→ YOUR OBJECTIVE:
Say how many lines contain "JSON", using only the number.

→ EXTRACTED ENTRIES:
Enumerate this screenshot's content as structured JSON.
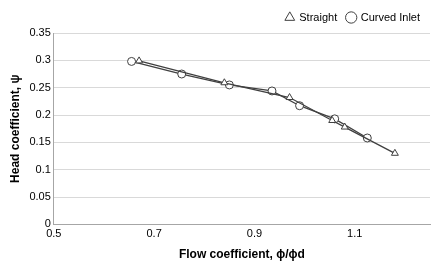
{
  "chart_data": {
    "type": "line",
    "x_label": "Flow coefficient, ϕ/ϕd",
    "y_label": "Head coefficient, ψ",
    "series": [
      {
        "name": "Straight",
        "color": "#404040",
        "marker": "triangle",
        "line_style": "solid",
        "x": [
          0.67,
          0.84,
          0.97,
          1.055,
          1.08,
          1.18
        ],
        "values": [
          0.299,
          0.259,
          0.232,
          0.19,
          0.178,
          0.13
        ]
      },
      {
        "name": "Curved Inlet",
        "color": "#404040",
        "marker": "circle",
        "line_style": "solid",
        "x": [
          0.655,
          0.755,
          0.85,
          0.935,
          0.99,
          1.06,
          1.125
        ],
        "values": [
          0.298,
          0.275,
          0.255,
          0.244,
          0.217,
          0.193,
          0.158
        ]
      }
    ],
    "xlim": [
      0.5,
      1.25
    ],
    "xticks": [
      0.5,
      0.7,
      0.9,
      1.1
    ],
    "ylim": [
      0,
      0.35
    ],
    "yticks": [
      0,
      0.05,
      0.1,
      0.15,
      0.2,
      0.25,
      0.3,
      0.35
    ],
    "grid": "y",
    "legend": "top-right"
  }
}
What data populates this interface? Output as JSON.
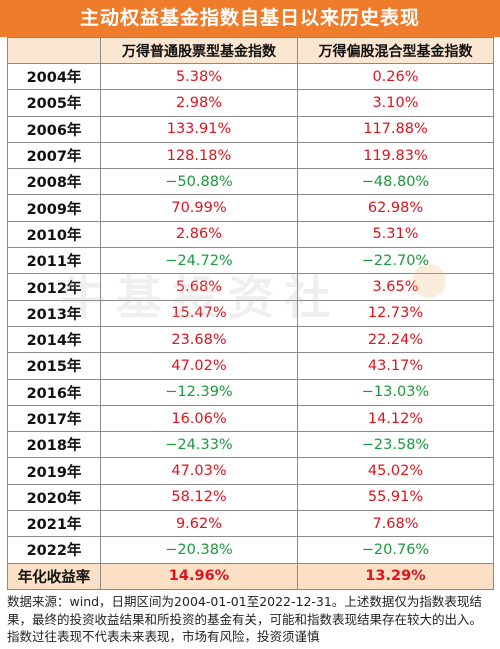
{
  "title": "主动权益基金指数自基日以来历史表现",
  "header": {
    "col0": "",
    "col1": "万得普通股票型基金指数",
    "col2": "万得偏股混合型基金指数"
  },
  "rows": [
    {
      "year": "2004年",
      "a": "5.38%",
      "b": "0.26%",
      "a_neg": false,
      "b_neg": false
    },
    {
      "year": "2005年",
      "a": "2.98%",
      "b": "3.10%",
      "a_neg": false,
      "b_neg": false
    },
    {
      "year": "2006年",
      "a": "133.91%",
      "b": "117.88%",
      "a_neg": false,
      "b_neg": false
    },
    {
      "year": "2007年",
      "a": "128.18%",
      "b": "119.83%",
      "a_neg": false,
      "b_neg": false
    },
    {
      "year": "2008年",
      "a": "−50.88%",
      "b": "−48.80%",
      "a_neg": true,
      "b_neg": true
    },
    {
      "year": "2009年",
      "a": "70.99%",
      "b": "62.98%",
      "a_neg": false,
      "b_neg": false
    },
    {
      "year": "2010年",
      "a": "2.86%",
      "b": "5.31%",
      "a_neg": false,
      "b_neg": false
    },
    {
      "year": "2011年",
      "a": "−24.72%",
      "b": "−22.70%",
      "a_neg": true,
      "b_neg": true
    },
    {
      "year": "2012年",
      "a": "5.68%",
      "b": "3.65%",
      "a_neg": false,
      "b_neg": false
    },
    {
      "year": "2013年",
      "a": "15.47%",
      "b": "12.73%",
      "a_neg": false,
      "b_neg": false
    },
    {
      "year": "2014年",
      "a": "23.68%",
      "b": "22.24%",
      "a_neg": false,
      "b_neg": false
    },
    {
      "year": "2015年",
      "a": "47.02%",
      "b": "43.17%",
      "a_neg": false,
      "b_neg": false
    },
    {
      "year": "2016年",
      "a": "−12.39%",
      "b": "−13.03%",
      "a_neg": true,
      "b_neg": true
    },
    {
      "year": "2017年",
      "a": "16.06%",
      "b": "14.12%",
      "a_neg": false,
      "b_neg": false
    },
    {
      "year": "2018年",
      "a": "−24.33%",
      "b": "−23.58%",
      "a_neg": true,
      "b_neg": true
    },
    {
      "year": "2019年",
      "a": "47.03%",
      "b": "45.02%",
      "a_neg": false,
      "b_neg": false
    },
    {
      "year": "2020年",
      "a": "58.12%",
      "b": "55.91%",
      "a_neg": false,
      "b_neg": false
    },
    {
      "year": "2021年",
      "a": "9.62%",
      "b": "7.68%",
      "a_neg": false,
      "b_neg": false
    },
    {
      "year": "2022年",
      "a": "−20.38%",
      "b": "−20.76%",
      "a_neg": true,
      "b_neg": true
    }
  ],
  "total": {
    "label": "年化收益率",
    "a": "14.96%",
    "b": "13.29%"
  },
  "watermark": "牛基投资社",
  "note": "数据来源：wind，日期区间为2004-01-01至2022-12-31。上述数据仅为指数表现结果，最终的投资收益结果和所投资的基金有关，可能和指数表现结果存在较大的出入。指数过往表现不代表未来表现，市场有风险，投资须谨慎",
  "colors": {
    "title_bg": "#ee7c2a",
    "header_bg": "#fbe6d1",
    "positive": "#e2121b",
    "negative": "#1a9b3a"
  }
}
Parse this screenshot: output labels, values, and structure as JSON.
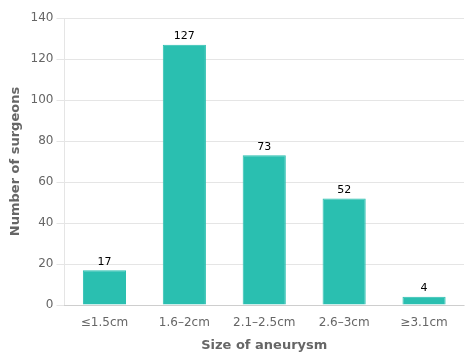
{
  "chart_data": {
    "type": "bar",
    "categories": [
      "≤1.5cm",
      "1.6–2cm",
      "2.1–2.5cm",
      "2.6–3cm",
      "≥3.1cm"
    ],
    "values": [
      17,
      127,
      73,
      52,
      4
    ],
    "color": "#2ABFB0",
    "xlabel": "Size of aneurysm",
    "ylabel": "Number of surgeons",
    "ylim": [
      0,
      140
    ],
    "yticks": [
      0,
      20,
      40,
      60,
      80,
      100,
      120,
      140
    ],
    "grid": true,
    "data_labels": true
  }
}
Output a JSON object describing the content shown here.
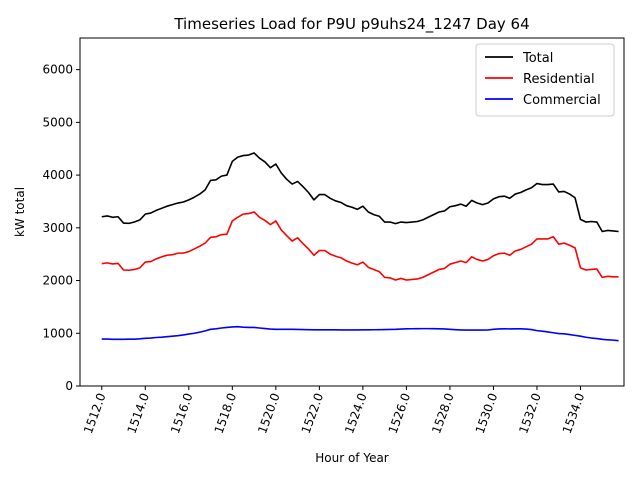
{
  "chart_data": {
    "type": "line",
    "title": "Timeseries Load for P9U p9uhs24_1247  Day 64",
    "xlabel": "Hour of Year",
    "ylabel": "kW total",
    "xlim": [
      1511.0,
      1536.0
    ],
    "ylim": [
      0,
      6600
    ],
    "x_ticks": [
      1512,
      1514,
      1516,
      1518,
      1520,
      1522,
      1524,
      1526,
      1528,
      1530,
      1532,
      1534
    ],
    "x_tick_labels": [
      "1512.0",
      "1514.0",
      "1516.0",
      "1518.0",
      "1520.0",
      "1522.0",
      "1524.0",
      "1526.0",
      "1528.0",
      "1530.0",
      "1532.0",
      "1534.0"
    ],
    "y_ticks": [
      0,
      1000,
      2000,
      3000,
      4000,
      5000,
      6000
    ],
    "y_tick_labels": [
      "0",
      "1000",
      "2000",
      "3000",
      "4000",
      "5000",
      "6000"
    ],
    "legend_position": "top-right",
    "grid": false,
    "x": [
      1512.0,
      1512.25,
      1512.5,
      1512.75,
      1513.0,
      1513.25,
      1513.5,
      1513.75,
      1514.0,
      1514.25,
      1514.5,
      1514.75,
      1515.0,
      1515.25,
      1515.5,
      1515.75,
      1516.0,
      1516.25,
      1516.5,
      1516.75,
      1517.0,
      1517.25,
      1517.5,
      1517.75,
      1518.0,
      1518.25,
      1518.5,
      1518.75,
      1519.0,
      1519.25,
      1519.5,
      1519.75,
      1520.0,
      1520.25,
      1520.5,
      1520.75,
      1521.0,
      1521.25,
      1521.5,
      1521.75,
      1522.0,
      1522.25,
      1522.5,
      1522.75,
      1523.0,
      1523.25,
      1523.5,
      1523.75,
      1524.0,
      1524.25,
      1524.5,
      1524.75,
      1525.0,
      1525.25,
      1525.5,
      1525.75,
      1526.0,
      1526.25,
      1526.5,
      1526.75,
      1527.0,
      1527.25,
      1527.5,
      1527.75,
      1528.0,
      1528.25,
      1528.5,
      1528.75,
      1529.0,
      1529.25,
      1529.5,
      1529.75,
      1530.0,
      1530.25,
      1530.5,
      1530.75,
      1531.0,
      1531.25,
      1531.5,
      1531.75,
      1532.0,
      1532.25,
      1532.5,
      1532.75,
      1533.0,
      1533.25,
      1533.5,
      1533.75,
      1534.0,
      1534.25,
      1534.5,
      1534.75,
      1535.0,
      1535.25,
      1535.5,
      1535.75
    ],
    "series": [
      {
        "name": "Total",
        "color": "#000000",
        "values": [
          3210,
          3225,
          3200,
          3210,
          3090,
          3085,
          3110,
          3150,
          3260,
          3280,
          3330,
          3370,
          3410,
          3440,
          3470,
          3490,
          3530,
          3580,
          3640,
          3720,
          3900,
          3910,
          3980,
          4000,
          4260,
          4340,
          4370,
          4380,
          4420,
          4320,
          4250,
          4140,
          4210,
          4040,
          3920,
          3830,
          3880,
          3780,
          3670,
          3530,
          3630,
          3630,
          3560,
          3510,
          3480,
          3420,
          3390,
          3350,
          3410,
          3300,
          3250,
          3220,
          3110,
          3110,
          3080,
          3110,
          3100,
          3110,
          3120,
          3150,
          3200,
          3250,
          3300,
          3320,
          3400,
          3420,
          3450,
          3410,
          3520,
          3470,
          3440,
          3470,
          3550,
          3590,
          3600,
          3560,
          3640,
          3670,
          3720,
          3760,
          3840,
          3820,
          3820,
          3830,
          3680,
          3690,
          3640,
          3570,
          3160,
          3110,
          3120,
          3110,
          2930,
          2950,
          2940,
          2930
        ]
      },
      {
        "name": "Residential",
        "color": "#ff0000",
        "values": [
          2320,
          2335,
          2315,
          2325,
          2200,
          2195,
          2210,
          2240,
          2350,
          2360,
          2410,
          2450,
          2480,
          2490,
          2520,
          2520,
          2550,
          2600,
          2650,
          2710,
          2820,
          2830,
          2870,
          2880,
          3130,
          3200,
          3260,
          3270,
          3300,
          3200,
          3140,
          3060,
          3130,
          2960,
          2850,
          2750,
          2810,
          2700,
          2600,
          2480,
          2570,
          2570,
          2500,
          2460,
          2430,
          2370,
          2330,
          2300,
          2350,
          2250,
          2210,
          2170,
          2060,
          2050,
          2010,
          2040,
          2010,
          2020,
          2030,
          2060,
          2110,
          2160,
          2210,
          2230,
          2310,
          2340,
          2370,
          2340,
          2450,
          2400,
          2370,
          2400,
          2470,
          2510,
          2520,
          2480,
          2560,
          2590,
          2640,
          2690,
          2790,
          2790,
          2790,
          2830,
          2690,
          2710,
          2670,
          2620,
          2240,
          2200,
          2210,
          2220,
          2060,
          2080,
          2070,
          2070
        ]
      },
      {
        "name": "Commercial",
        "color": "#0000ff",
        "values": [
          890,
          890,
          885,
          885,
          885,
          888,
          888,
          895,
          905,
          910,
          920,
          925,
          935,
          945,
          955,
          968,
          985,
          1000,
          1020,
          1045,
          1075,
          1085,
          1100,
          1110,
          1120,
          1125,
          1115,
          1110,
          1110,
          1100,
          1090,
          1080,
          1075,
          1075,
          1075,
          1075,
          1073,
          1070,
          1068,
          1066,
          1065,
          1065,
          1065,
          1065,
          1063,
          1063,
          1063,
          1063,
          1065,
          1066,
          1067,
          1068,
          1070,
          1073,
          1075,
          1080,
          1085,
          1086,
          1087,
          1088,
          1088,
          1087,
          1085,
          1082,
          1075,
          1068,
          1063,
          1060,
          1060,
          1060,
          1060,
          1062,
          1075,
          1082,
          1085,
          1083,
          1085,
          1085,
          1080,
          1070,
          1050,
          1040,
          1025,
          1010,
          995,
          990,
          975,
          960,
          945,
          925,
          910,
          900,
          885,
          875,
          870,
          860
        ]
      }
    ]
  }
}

→ COMPLETED EXERCISE:
4